[START OF Records provided]

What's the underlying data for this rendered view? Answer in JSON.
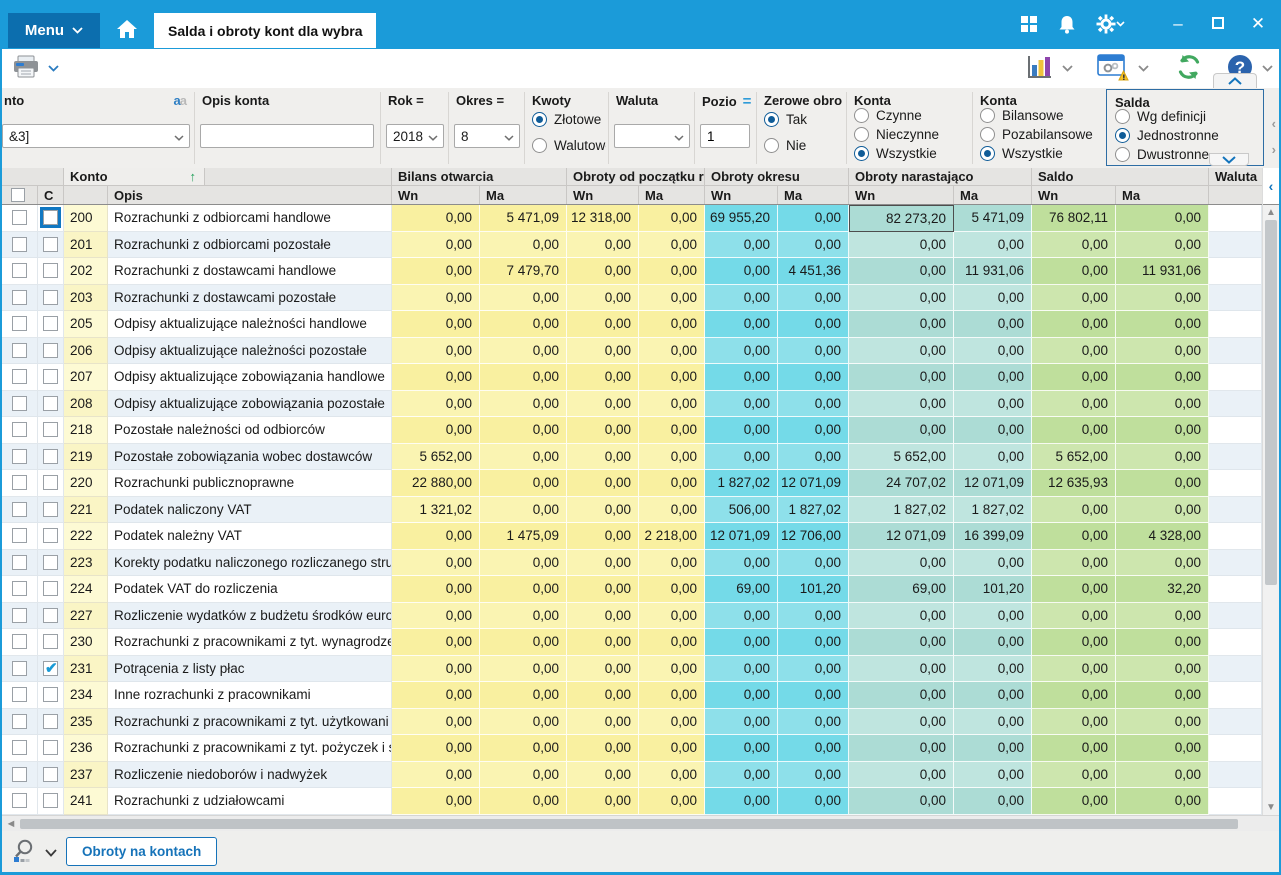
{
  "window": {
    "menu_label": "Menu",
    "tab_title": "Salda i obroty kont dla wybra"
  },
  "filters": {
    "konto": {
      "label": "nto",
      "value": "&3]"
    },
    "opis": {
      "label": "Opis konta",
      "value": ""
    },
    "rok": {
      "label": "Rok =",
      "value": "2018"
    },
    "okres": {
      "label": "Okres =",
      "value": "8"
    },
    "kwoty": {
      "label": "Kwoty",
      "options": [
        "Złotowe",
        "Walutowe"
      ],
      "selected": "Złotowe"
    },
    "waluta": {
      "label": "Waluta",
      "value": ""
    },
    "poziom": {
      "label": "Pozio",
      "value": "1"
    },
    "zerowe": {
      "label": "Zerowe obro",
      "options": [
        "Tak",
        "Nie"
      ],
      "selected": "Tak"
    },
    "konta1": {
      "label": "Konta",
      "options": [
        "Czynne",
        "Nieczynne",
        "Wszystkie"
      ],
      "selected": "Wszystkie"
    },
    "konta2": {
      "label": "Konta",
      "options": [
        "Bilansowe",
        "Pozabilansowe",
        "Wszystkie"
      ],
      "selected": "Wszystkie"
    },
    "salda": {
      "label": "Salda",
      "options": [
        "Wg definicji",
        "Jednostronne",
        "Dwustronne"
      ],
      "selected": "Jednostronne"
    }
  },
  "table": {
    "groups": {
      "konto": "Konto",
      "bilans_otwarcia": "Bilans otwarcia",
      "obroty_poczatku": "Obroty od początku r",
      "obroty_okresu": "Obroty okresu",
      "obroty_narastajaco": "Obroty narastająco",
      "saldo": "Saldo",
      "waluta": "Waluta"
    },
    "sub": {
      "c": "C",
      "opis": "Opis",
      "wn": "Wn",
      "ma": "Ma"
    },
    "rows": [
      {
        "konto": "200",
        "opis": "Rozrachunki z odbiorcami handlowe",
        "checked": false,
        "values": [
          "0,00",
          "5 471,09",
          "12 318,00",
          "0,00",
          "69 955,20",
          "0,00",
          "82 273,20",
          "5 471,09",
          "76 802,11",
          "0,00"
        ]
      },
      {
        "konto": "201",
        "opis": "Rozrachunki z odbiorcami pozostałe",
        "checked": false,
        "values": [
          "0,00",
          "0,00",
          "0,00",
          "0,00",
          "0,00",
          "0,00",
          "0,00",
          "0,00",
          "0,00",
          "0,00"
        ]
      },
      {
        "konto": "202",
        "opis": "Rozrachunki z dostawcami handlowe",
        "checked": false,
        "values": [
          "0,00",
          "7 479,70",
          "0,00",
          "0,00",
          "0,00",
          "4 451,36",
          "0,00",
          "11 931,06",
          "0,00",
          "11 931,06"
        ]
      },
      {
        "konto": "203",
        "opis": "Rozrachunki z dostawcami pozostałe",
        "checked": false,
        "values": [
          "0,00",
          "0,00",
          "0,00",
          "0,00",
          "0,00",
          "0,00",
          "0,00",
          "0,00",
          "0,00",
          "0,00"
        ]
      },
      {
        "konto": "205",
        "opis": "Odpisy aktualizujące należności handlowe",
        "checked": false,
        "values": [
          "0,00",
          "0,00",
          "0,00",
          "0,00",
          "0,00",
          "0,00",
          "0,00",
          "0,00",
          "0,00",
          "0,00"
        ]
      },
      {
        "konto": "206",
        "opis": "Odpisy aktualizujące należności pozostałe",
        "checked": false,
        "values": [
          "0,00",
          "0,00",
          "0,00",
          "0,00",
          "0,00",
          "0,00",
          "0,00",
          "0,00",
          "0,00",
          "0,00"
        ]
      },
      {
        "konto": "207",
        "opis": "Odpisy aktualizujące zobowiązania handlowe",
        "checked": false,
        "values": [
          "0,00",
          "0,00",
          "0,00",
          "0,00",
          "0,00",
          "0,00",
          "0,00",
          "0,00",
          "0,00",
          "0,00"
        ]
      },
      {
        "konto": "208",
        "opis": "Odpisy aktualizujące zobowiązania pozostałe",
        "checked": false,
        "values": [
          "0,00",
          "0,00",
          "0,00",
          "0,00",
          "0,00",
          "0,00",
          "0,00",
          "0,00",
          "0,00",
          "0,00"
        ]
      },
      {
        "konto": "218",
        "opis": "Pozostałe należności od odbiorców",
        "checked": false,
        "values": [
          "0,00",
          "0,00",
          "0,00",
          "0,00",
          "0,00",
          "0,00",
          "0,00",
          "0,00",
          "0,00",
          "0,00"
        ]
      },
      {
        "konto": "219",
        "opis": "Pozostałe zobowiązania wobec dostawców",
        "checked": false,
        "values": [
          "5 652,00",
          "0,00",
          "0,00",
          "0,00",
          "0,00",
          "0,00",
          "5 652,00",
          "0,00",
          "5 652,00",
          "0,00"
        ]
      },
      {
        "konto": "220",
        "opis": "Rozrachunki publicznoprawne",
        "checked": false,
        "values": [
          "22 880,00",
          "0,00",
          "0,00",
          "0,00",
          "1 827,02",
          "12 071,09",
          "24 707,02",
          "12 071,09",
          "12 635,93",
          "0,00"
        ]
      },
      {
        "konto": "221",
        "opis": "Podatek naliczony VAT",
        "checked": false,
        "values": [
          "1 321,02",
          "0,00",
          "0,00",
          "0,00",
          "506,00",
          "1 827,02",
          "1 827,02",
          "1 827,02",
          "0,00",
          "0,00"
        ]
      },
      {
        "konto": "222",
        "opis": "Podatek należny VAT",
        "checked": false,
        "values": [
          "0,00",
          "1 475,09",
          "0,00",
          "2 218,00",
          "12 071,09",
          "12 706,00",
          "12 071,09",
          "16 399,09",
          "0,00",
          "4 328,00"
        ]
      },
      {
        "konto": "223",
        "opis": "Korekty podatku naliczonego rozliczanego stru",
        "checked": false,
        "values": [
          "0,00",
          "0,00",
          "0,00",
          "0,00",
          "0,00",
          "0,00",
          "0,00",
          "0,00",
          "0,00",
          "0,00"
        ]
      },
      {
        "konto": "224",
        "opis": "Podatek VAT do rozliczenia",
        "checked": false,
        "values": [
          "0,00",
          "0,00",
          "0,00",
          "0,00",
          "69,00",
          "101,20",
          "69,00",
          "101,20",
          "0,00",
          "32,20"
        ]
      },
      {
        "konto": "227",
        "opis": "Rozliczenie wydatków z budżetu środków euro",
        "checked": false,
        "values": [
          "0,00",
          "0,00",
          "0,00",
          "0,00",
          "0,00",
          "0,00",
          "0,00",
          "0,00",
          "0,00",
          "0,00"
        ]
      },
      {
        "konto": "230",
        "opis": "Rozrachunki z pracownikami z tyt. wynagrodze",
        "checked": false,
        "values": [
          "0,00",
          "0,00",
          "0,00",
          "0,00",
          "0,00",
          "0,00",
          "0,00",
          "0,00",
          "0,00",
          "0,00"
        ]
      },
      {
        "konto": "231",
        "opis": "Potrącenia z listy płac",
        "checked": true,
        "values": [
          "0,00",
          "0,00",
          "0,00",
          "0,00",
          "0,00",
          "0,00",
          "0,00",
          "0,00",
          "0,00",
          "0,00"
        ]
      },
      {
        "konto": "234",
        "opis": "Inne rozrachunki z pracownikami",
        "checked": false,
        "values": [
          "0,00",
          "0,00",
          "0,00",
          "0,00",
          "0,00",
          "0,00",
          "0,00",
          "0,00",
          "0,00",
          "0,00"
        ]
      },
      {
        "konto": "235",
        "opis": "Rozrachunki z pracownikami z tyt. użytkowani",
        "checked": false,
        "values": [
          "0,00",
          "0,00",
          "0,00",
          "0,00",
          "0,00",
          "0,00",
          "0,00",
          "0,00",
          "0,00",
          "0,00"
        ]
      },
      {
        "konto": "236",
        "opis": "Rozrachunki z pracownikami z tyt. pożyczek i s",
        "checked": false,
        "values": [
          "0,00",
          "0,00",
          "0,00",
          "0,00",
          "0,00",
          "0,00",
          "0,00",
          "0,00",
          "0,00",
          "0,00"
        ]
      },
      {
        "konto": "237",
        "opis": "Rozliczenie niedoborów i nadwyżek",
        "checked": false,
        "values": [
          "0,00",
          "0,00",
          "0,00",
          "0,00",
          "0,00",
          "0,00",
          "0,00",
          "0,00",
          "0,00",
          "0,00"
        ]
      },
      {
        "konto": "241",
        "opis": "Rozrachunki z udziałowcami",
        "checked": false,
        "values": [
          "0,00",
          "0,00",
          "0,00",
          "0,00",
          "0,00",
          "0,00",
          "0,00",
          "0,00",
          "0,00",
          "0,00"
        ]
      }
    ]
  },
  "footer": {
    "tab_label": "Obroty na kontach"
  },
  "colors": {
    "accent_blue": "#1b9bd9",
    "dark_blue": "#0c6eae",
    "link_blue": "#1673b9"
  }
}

[END OF Records provided]

# The task:
Pick every line with "handlowe" in it and copy it.

# Response to this task:
        "opis": "Rozrachunki z odbiorcami handlowe",
        "opis": "Rozrachunki z dostawcami handlowe",
        "opis": "Odpisy aktualizujące należności handlowe",
        "opis": "Odpisy aktualizujące zobowiązania handlowe",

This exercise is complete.